#### DATASET RECORDS ####

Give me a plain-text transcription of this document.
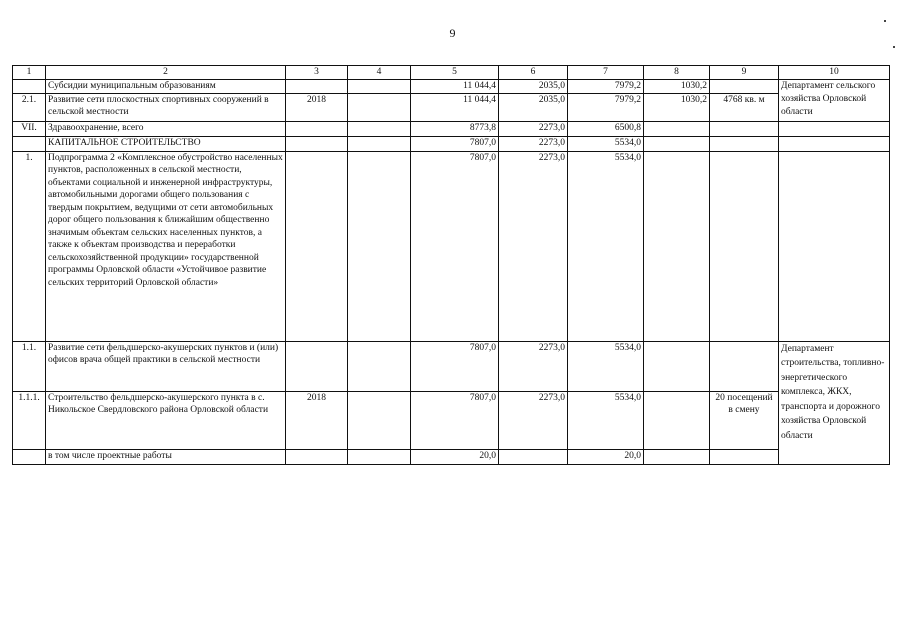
9
1	2	3	4	5	6	7	8	9	10
	Субсидии муниципальным образованиям			11 044,4	2035,0	7979,2	1030,2		Департамент сельского хозяйства Орловской области
2.1.	Развитие сети плоскостных спортивных сооружений в сельской местности	2018		11 044,4	2035,0	7979,2	1030,2	4768 кв. м	
VII.	Здравоохранение, всего			8773,8	2273,0	6500,8			
	КАПИТАЛЬНОЕ СТРОИТЕЛЬСТВО			7807,0	2273,0	5534,0			
1.	Подпрограмма 2 «Комплексное обустройство населенных пунктов, расположенных в сельской местности, объектами социальной и инженерной инфраструктуры, автомобильными дорогами общего пользования с твердым покрытием, ведущими от сети автомобильных дорог общего пользования к ближайшим общественно значимым объектам сельских населенных пунктов, а также к объектам производства и переработки сельскохозяйственной продукции» государственной программы Орловской области «Устойчивое развитие сельских территорий Орловской области»			7807,0	2273,0	5534,0			
1.1.	Развитие сети фельдшерско-акушерских пунктов и (или) офисов врача общей практики в сельской местности			7807,0	2273,0	5534,0			Департамент строительства, топливно-энергетического комплекса, ЖКХ, транспорта и дорожного хозяйства Орловской области
1.1.1.	Строительство фельдшерско-акушерского пункта в с. Никольское Свердловского района Орловской области	2018		7807,0	2273,0	5534,0		20 посещений в смену	
	в том числе проектные работы			20,0		20,0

####

> GOAL OF THE EXERCISE
Copy the records above exactly. The pictures are not part of the copy.

> IN RESPONSE
Give me a plain-text transcription of this document.
9
1	2	3	4	5	6	7	8	9	10
	Субсидии муниципальным образованиям			11 044,4	2035,0	7979,2	1030,2		Департамент сельского хозяйства Орловской области
2.1.	Развитие сети плоскостных спортивных сооружений в сельской местности	2018		11 044,4	2035,0	7979,2	1030,2	4768 кв. м	
VII.	Здравоохранение, всего			8773,8	2273,0	6500,8			
	КАПИТАЛЬНОЕ СТРОИТЕЛЬСТВО			7807,0	2273,0	5534,0			
1.	Подпрограмма 2 «Комплексное обустройство населенных пунктов, расположенных в сельской местности, объектами социальной и инженерной инфраструктуры, автомобильными дорогами общего пользования с твердым покрытием, ведущими от сети автомобильных дорог общего пользования к ближайшим общественно значимым объектам сельских населенных пунктов, а также к объектам производства и переработки сельскохозяйственной продукции» государственной программы Орловской области «Устойчивое развитие сельских территорий Орловской области»			7807,0	2273,0	5534,0			
1.1.	Развитие сети фельдшерско-акушерских пунктов и (или) офисов врача общей практики в сельской местности			7807,0	2273,0	5534,0			Департамент строительства, топливно-энергетического комплекса, ЖКХ, транспорта и дорожного хозяйства Орловской области
1.1.1.	Строительство фельдшерско-акушерского пункта в с. Никольское Свердловского района Орловской области	2018		7807,0	2273,0	5534,0		20 посещений в смену	
	в том числе проектные работы			20,0		20,0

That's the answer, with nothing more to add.